Texte fourni:
——

Milan à l’heure africaine

Sur fond de guerre anglo-américaine contre l’Irak, ce festival consacré aux images du Sud a pris cette année une résonance particulière.

Publié le 8 avril 2003 Lecture : 3 minutes.

C’est dans une ville de Milan aux fenêtres et aux balcons abondamment garnis de banderoles multicolores portant le mot Pace (« Paix ») que s’est déroulée, du 24 au 30 mars, la 13e édition du Festival du cinéma africain. Créée en 1991 par le COE (Centro Orientamento Educativo), une organisation catholique tournée vers la jeunesse et le Tiers Monde, la manifestation prenait cette année, en pleine guerre contre l’Irak, une résonance particulière, et pas seulement à cause de la véhémente condamnation de cette guerre par le pape Jean-Paul II.
Le public italien qui se pressait devant les salles combles du Festival, où l’on a refusé du monde à chaque projection, semblait en effet impatient de voir de près des images directement issues de ce Sud qui croule depuis quelques années, en Occident, sous les stéréotypes et les clichés négatifs. L’autre raison du succès de la session 2003 est assurément le sérieux et la compétence des organisateurs qui ont réussi, au fil des années, à faire de Milan, dans la foulée des manifestations pionnières que sont les Journées cinématographiques de Carthage en Tunisie et le Festival panafricain de cinéma de Ouagadougou au Burkina Faso, probablement la meilleure vitrine des cinémas du continent en Europe.

——

(Enregistrements conservés)
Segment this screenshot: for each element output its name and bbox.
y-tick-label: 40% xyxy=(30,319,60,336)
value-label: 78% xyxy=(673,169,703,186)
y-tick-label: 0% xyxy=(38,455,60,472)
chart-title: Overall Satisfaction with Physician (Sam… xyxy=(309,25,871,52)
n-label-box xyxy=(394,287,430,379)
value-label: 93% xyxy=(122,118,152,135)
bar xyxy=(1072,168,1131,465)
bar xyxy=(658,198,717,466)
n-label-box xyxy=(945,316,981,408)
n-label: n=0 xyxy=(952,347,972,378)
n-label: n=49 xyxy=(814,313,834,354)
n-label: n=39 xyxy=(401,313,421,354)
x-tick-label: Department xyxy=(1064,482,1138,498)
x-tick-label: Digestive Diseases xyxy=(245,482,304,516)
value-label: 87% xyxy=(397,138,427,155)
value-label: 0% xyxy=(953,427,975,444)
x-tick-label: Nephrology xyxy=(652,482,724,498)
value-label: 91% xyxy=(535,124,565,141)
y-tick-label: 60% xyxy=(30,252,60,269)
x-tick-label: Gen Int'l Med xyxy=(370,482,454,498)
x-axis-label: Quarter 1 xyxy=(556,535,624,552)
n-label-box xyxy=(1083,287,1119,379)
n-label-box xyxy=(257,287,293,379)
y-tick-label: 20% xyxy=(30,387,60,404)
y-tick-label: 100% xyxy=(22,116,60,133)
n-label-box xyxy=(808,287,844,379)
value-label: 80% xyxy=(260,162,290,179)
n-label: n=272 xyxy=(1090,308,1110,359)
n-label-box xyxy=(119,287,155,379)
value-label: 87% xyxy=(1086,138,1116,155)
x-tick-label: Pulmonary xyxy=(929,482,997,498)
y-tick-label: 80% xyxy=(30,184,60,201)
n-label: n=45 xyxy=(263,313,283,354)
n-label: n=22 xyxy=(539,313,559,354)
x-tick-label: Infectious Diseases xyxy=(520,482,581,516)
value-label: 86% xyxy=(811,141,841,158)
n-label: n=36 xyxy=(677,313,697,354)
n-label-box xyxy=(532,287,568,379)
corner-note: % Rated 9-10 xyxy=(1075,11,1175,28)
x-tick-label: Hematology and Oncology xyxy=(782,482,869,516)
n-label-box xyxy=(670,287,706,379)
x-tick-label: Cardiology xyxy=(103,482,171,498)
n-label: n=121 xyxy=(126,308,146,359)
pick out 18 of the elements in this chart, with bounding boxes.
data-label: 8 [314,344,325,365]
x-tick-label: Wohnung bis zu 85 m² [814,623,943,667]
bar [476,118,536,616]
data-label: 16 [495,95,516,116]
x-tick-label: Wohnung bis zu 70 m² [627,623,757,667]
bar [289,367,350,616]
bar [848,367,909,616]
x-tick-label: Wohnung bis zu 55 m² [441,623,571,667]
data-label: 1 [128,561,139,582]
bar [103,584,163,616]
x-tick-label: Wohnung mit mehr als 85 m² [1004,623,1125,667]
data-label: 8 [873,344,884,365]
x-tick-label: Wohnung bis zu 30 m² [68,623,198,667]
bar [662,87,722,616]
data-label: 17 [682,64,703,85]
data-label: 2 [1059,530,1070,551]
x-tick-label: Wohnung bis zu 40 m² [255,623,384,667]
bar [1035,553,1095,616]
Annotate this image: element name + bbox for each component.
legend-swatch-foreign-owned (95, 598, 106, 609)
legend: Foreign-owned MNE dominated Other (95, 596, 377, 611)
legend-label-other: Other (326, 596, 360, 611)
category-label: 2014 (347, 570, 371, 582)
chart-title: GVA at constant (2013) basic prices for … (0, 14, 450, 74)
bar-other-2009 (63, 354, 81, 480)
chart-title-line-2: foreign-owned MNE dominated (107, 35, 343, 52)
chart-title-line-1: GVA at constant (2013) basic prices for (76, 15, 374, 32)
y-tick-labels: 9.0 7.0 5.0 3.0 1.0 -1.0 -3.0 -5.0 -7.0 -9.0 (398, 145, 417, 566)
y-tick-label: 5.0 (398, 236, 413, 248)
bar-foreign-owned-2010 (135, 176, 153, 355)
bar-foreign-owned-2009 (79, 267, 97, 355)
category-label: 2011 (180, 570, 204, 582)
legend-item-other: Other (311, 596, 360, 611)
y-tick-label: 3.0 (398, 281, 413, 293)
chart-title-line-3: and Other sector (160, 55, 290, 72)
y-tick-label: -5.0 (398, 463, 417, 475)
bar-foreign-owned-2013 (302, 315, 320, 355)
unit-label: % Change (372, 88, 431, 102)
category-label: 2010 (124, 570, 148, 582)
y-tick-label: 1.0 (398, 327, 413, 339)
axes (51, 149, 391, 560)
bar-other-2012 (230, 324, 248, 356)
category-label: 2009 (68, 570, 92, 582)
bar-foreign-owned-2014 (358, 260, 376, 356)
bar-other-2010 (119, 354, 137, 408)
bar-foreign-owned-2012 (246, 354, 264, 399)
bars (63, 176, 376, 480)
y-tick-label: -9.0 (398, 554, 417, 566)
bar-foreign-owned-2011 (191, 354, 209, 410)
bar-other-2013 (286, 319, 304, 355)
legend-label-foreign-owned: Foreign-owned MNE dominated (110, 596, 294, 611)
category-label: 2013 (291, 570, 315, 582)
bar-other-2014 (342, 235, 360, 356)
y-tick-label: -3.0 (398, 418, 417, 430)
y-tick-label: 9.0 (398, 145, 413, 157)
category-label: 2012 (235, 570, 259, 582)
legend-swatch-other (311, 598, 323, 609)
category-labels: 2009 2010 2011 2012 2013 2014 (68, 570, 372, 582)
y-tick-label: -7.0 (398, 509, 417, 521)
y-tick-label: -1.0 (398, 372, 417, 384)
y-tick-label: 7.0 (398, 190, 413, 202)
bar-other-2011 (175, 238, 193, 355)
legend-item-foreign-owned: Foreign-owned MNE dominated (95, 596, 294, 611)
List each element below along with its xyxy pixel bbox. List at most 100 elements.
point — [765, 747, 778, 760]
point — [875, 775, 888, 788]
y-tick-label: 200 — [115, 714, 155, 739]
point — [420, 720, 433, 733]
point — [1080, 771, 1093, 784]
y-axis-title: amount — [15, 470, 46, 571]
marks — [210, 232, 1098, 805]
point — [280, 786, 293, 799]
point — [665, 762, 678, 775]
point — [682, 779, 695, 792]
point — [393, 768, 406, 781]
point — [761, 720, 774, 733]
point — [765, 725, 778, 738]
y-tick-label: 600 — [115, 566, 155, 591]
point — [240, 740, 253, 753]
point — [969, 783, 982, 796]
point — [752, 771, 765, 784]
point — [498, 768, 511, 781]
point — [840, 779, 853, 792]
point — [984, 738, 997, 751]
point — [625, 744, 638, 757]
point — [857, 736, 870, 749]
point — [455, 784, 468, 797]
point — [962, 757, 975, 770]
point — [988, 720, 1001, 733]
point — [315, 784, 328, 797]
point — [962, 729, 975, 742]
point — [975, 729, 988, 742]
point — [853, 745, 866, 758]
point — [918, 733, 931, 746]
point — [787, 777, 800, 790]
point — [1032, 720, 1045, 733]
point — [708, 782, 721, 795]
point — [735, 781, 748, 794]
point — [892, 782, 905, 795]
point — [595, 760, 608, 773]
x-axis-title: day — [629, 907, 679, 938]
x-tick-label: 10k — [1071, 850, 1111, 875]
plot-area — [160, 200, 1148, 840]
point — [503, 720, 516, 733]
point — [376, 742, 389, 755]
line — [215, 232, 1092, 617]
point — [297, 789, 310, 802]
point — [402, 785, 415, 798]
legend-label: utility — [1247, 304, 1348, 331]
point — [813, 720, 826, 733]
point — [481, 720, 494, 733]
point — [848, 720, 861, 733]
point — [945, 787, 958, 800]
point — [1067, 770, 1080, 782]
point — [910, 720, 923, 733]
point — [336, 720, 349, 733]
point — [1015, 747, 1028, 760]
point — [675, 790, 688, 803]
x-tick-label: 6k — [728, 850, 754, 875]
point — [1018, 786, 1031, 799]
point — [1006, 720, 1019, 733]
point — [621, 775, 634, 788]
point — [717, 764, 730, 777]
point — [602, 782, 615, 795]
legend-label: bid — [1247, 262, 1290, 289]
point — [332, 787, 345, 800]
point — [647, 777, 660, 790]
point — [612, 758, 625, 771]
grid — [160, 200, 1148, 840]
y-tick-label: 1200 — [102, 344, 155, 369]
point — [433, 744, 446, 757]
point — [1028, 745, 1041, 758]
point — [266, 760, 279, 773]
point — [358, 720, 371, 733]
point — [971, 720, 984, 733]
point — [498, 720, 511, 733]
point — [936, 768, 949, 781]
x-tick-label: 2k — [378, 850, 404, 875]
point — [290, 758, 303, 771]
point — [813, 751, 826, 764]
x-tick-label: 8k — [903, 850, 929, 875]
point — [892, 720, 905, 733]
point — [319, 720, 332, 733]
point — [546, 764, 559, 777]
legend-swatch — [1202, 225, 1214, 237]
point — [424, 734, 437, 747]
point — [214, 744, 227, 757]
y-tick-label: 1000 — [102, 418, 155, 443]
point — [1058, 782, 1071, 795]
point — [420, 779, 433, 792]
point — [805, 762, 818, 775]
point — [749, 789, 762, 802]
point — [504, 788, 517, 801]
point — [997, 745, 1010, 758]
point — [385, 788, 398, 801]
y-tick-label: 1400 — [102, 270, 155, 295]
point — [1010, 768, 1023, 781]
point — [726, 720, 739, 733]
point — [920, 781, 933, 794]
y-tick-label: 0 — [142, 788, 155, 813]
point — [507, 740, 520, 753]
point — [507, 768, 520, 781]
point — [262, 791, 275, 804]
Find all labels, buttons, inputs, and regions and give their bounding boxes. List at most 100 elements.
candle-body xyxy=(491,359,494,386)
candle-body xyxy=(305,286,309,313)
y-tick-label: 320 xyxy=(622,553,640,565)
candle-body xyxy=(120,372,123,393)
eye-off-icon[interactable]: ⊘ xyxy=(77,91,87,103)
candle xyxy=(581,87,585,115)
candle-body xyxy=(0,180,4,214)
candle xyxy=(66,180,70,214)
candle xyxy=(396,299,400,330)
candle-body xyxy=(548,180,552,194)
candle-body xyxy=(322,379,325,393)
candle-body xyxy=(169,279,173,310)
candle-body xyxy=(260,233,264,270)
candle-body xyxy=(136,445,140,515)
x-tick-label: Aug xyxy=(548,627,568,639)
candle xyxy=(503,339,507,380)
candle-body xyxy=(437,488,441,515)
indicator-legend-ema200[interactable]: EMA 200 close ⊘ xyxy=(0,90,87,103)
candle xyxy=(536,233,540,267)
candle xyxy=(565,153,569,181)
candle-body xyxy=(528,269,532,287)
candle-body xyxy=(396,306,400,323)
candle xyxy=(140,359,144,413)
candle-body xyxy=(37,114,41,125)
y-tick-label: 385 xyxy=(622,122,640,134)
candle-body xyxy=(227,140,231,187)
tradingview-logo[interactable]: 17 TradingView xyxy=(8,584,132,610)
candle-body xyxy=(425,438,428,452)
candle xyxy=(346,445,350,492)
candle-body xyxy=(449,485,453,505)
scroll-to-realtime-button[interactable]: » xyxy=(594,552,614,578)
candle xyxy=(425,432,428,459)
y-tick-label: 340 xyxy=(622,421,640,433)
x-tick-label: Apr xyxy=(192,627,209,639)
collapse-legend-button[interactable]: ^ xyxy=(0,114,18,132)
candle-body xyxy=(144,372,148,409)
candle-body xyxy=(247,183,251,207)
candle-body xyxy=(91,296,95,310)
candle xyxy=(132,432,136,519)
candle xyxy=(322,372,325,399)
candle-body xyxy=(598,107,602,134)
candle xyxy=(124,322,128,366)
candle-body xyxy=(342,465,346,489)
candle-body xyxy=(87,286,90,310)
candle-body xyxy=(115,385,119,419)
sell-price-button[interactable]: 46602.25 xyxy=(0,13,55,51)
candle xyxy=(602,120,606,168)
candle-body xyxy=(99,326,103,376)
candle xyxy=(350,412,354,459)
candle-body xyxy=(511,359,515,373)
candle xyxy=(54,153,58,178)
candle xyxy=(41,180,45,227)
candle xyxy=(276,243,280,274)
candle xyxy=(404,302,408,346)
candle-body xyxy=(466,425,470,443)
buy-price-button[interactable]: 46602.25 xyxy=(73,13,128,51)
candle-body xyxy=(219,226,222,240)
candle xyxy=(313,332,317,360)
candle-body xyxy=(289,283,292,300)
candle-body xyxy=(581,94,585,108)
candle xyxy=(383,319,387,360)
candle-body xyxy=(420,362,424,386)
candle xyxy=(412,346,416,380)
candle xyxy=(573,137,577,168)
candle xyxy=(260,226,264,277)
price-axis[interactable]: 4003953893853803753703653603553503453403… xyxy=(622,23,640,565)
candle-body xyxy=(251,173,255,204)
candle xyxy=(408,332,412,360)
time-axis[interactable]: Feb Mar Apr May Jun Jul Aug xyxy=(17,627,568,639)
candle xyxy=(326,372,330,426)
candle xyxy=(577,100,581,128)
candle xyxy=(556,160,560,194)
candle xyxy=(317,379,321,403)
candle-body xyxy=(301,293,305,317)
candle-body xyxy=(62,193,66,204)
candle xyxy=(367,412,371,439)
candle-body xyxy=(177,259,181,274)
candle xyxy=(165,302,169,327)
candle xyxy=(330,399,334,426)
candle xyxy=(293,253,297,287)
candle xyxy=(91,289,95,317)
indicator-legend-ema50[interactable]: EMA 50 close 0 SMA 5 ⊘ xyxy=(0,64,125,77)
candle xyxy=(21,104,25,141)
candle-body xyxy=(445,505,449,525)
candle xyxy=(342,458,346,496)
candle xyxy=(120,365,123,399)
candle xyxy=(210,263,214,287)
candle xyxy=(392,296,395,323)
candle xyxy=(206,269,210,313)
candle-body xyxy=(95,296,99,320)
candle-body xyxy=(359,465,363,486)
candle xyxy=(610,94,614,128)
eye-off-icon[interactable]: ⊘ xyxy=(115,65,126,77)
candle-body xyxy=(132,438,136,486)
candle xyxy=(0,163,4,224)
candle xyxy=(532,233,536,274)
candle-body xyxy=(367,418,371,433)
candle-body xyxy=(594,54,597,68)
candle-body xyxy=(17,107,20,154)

——

Exercices:
A - Répondez aux questions suivantes d'après l'article sur le festival de Milan.
(i) À quelles dates s'est déroulée la 13e édition du festival ?
(ii) En quelle année le festival a-t-il été créé, et par quelle organisation ?
(iii) Quelles sont les deux manifestations pionnières citées dans l'article ?
B - Transcrivez sans aucune modification le passage de l'article sur le festival de Milan, de « Sur fond de » à « pape Jean-Paul II. ».

Réponses aux exercices:
A -
(i) Du 24 au 30 mars.
(ii) En 1991, par le COE (Centro Orientamento Educativo).
(iii) Les Journées cinématographiques de Carthage en Tunisie et le Festival panafricain de cinéma de Ouagadougou au Burkina Faso.

B -
Sur fond de guerre anglo-américaine contre l’Irak, ce festival consacré aux images du Sud a pris cette année une résonance particulière.

Publié le 8 avril 2003 Lecture : 3 minutes.

C’est dans une ville de Milan aux fenêtres et aux balcons abondamment garnis de banderoles multicolores portant le mot Pace (« Paix ») que s’est déroulée, du 24 au 30 mars, la 13e édition du Festival du cinéma africain. Créée en 1991 par le COE (Centro Orientamento Educativo), une organisation catholique tournée vers la jeunesse et le Tiers Monde, la manifestation prenait cette année, en pleine guerre contre l’Irak, une résonance particulière, et pas seulement à cause de la véhémente condamnation de cette guerre par le pape Jean-Paul II.